(Entries from a dataset)
+-------+

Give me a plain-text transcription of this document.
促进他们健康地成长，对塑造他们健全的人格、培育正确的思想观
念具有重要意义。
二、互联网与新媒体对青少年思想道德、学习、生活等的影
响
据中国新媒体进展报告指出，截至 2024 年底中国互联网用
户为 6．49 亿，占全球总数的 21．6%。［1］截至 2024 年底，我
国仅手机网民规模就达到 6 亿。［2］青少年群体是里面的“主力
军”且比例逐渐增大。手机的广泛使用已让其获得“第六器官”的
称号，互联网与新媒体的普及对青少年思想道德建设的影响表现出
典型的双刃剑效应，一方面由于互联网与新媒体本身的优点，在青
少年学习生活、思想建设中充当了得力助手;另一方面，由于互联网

+-------+

Nothing may be left out: return each entry exactly as it reads.

Give me a plain-text transcription of this document.
促进他们健康地成长，对塑造他们健全的人格、培育正确的思想观
念具有重要意义。
二、互联网与新媒体对青少年思想道德、学习、生活等的影
响
据中国新媒体进展报告指出，截至 2024 年底中国互联网用
户为 6．49 亿，占全球总数的 21．6%。［1］截至 2024 年底，我
国仅手机网民规模就达到 6 亿。［2］青少年群体是里面的“主力
军”且比例逐渐增大。手机的广泛使用已让其获得“第六器官”的
称号，互联网与新媒体的普及对青少年思想道德建设的影响表现出
典型的双刃剑效应，一方面由于互联网与新媒体本身的优点，在青
少年学习生活、思想建设中充当了得力助手;另一方面，由于互联网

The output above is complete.